From the listing below, extract each entry exactly as written, minus the images.

[Start LISTING]

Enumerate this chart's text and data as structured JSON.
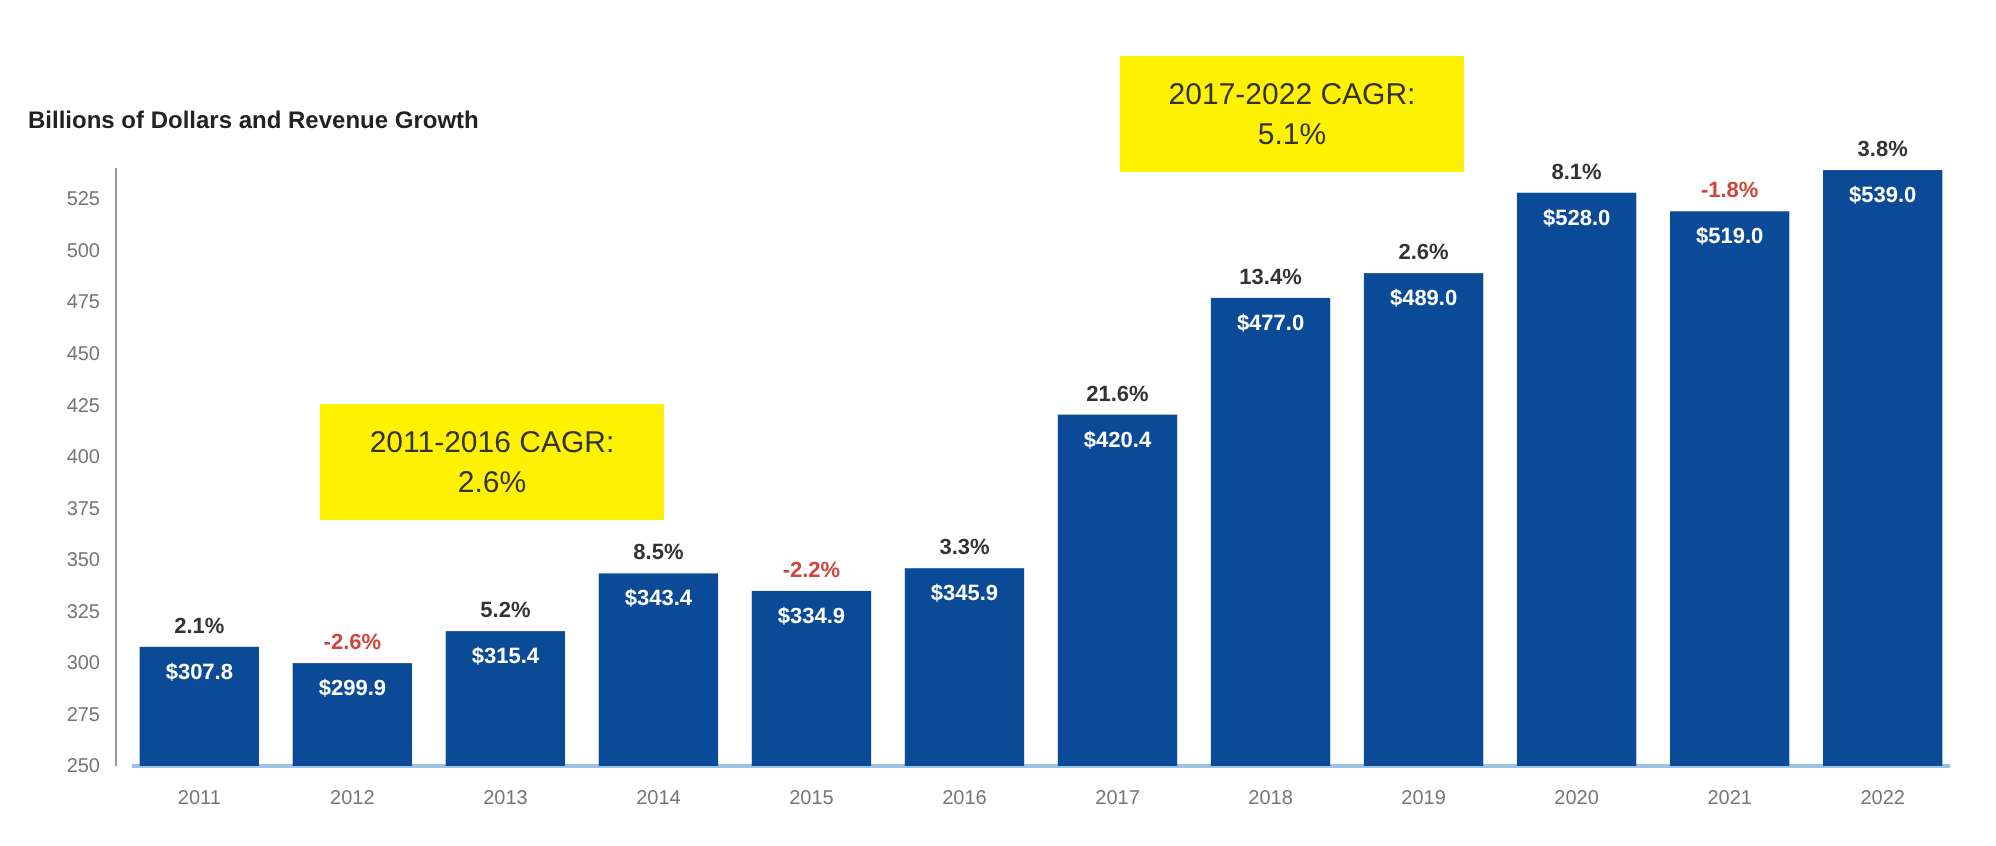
{
  "chart_data": {
    "type": "bar",
    "title": "Billions of Dollars and Revenue Growth",
    "categories": [
      "2011",
      "2012",
      "2013",
      "2014",
      "2015",
      "2016",
      "2017",
      "2018",
      "2019",
      "2020",
      "2021",
      "2022"
    ],
    "values": [
      307.8,
      299.9,
      315.4,
      343.4,
      334.9,
      345.9,
      420.4,
      477.0,
      489.0,
      528.0,
      519.0,
      539.0
    ],
    "value_labels": [
      "$307.8",
      "$299.9",
      "$315.4",
      "$343.4",
      "$334.9",
      "$345.9",
      "$420.4",
      "$477.0",
      "$489.0",
      "$528.0",
      "$519.0",
      "$539.0"
    ],
    "color": "#0b4a96",
    "ylim": [
      250,
      540
    ],
    "yticks": [
      250,
      275,
      300,
      325,
      350,
      375,
      400,
      425,
      450,
      475,
      500,
      525
    ],
    "grid": false,
    "annotations": [
      {
        "text": "2.1%",
        "x": "2011",
        "y": 307.8
      },
      {
        "text": "-2.6%",
        "x": "2012",
        "y": 299.9
      },
      {
        "text": "5.2%",
        "x": "2013",
        "y": 315.4
      },
      {
        "text": "8.5%",
        "x": "2014",
        "y": 343.4
      },
      {
        "text": "-2.2%",
        "x": "2015",
        "y": 334.9
      },
      {
        "text": "3.3%",
        "x": "2016",
        "y": 345.9
      },
      {
        "text": "21.6%",
        "x": "2017",
        "y": 420.4
      },
      {
        "text": "13.4%",
        "x": "2018",
        "y": 477.0
      },
      {
        "text": "2.6%",
        "x": "2019",
        "y": 489.0
      },
      {
        "text": "8.1%",
        "x": "2020",
        "y": 528.0
      },
      {
        "text": "-1.8%",
        "x": "2021",
        "y": 519.0
      },
      {
        "text": "3.8%",
        "x": "2022",
        "y": 539.0
      },
      "2011-2016 CAGR: 2.6%",
      "2017-2022 CAGR: 5.1%"
    ]
  }
}
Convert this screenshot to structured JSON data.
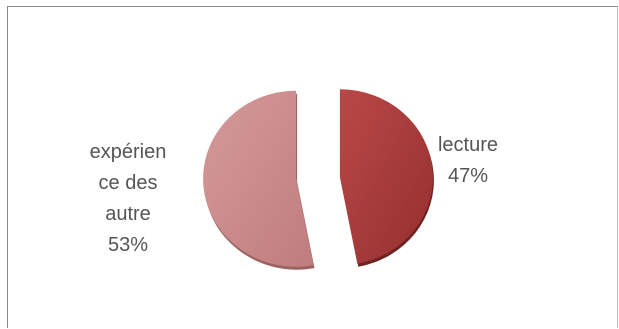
{
  "chart_data": {
    "type": "pie",
    "title": "",
    "slices": [
      {
        "label": "lecture",
        "value": 47,
        "pct_label": "47%",
        "color": "#a33a3a"
      },
      {
        "label": "expérience des autre",
        "value": 53,
        "pct_label": "53%",
        "color": "#c98888",
        "label_lines": [
          "expérien",
          "ce des",
          "autre"
        ]
      }
    ],
    "exploded": true,
    "legend": "none"
  }
}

[End LISTING]

• SOLUTION FOR THIS TASK
Enumerate this chart's text and data as structured JSON.
{
  "chart_data": {
    "type": "bar",
    "title": "Billions of Dollars and Revenue Growth",
    "categories": [
      "2011",
      "2012",
      "2013",
      "2014",
      "2015",
      "2016",
      "2017",
      "2018",
      "2019",
      "2020",
      "2021",
      "2022"
    ],
    "values": [
      307.8,
      299.9,
      315.4,
      343.4,
      334.9,
      345.9,
      420.4,
      477.0,
      489.0,
      528.0,
      519.0,
      539.0
    ],
    "value_labels": [
      "$307.8",
      "$299.9",
      "$315.4",
      "$343.4",
      "$334.9",
      "$345.9",
      "$420.4",
      "$477.0",
      "$489.0",
      "$528.0",
      "$519.0",
      "$539.0"
    ],
    "color": "#0b4a96",
    "ylim": [
      250,
      540
    ],
    "yticks": [
      250,
      275,
      300,
      325,
      350,
      375,
      400,
      425,
      450,
      475,
      500,
      525
    ],
    "grid": false,
    "annotations": [
      {
        "text": "2.1%",
        "x": "2011",
        "y": 307.8
      },
      {
        "text": "-2.6%",
        "x": "2012",
        "y": 299.9
      },
      {
        "text": "5.2%",
        "x": "2013",
        "y": 315.4
      },
      {
        "text": "8.5%",
        "x": "2014",
        "y": 343.4
      },
      {
        "text": "-2.2%",
        "x": "2015",
        "y": 334.9
      },
      {
        "text": "3.3%",
        "x": "2016",
        "y": 345.9
      },
      {
        "text": "21.6%",
        "x": "2017",
        "y": 420.4
      },
      {
        "text": "13.4%",
        "x": "2018",
        "y": 477.0
      },
      {
        "text": "2.6%",
        "x": "2019",
        "y": 489.0
      },
      {
        "text": "8.1%",
        "x": "2020",
        "y": 528.0
      },
      {
        "text": "-1.8%",
        "x": "2021",
        "y": 519.0
      },
      {
        "text": "3.8%",
        "x": "2022",
        "y": 539.0
      },
      "2011-2016 CAGR: 2.6%",
      "2017-2022 CAGR: 5.1%"
    ]
  }
}
Convert this screenshot to structured JSON data.
{
  "chart_data": {
    "type": "pie",
    "title": "",
    "slices": [
      {
        "label": "lecture",
        "value": 47,
        "pct_label": "47%",
        "color": "#a33a3a"
      },
      {
        "label": "expérience des autre",
        "value": 53,
        "pct_label": "53%",
        "color": "#c98888",
        "label_lines": [
          "expérien",
          "ce des",
          "autre"
        ]
      }
    ],
    "exploded": true,
    "legend": "none"
  }
}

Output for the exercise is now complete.